== EXERCISE DIRECTIONS ==
Transcribe every line of the records verbatim.

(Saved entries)
--- --- ---

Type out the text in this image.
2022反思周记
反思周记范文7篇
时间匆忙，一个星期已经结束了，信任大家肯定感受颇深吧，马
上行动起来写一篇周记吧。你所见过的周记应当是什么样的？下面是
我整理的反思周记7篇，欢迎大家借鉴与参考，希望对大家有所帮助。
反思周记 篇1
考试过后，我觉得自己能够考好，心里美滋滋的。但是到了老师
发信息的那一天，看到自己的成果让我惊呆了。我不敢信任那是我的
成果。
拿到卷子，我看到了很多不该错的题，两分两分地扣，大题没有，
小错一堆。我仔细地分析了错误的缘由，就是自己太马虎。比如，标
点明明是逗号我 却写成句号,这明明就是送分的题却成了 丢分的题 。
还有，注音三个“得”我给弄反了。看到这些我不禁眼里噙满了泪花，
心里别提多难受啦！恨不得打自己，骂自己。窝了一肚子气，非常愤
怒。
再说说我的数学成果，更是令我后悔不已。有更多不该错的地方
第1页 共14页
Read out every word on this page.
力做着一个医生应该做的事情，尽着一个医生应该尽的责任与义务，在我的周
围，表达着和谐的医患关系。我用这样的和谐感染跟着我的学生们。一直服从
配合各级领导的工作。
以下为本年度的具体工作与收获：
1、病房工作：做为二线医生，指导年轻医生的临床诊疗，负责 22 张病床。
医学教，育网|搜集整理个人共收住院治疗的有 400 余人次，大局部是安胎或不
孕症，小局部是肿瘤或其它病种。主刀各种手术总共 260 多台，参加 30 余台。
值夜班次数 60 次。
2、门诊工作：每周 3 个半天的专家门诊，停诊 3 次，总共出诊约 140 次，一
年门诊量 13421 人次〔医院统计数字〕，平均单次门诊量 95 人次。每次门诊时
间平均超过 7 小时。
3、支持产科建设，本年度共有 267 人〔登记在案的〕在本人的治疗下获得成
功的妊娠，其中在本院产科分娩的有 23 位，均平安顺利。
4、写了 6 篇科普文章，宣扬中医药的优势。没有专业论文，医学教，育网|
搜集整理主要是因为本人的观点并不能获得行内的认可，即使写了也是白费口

--- --- ---

== FULL OUTPUT ==
Type out the text in this image.
2022反思周记
反思周记范文7篇
时间匆忙，一个星期已经结束了，信任大家肯定感受颇深吧，马
上行动起来写一篇周记吧。你所见过的周记应当是什么样的？下面是
我整理的反思周记7篇，欢迎大家借鉴与参考，希望对大家有所帮助。
反思周记 篇1
考试过后，我觉得自己能够考好，心里美滋滋的。但是到了老师
发信息的那一天，看到自己的成果让我惊呆了。我不敢信任那是我的
成果。
拿到卷子，我看到了很多不该错的题，两分两分地扣，大题没有，
小错一堆。我仔细地分析了错误的缘由，就是自己太马虎。比如，标
点明明是逗号我 却写成句号,这明明就是送分的题却成了 丢分的题 。
还有，注音三个“得”我给弄反了。看到这些我不禁眼里噙满了泪花，
心里别提多难受啦！恨不得打自己，骂自己。窝了一肚子气，非常愤
怒。
再说说我的数学成果，更是令我后悔不已。有更多不该错的地方
第1页 共14页
Read out every word on this page.
力做着一个医生应该做的事情，尽着一个医生应该尽的责任与义务，在我的周
围，表达着和谐的医患关系。我用这样的和谐感染跟着我的学生们。一直服从
配合各级领导的工作。
以下为本年度的具体工作与收获：
1、病房工作：做为二线医生，指导年轻医生的临床诊疗，负责 22 张病床。
医学教，育网|搜集整理个人共收住院治疗的有 400 余人次，大局部是安胎或不
孕症，小局部是肿瘤或其它病种。主刀各种手术总共 260 多台，参加 30 余台。
值夜班次数 60 次。
2、门诊工作：每周 3 个半天的专家门诊，停诊 3 次，总共出诊约 140 次，一
年门诊量 13421 人次〔医院统计数字〕，平均单次门诊量 95 人次。每次门诊时
间平均超过 7 小时。
3、支持产科建设，本年度共有 267 人〔登记在案的〕在本人的治疗下获得成
功的妊娠，其中在本院产科分娩的有 23 位，均平安顺利。
4、写了 6 篇科普文章，宣扬中医药的优势。没有专业论文，医学教，育网|
搜集整理主要是因为本人的观点并不能获得行内的认可，即使写了也是白费口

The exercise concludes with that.